**Material**

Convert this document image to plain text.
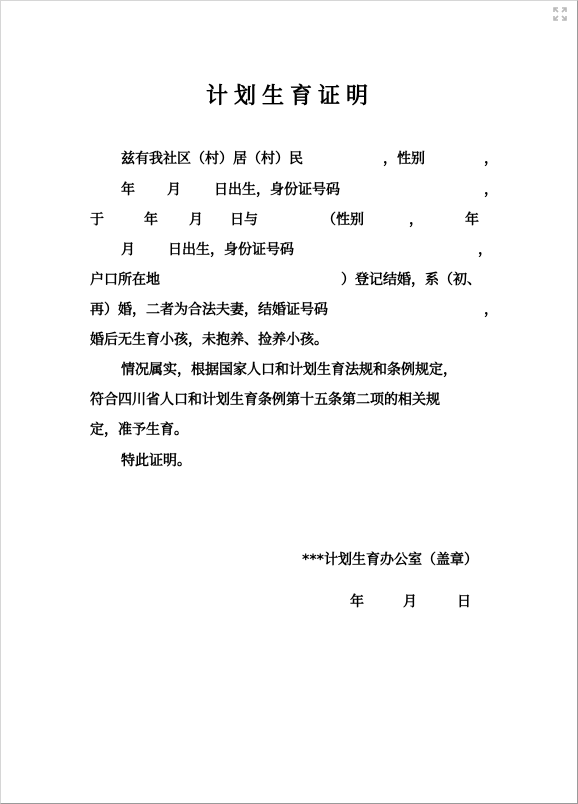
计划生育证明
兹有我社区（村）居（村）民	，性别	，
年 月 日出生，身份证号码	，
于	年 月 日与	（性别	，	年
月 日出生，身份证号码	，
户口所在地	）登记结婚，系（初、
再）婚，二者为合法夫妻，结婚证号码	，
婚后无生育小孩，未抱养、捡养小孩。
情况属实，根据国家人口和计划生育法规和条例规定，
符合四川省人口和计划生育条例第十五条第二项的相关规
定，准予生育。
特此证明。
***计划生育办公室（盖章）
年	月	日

**Given exercise**
Pictures in the records must not appear in the copy; transcribe everything else precisely.

**Written reply**
Convert this document image to plain text.
计划生育证明
兹有我社区（村）居（村）民	，性别	，
年 月 日出生，身份证号码	，
于	年 月 日与	（性别	，	年
月 日出生，身份证号码	，
户口所在地	）登记结婚，系（初、
再）婚，二者为合法夫妻，结婚证号码	，
婚后无生育小孩，未抱养、捡养小孩。
情况属实，根据国家人口和计划生育法规和条例规定，
符合四川省人口和计划生育条例第十五条第二项的相关规
定，准予生育。
特此证明。
***计划生育办公室（盖章）
年	月	日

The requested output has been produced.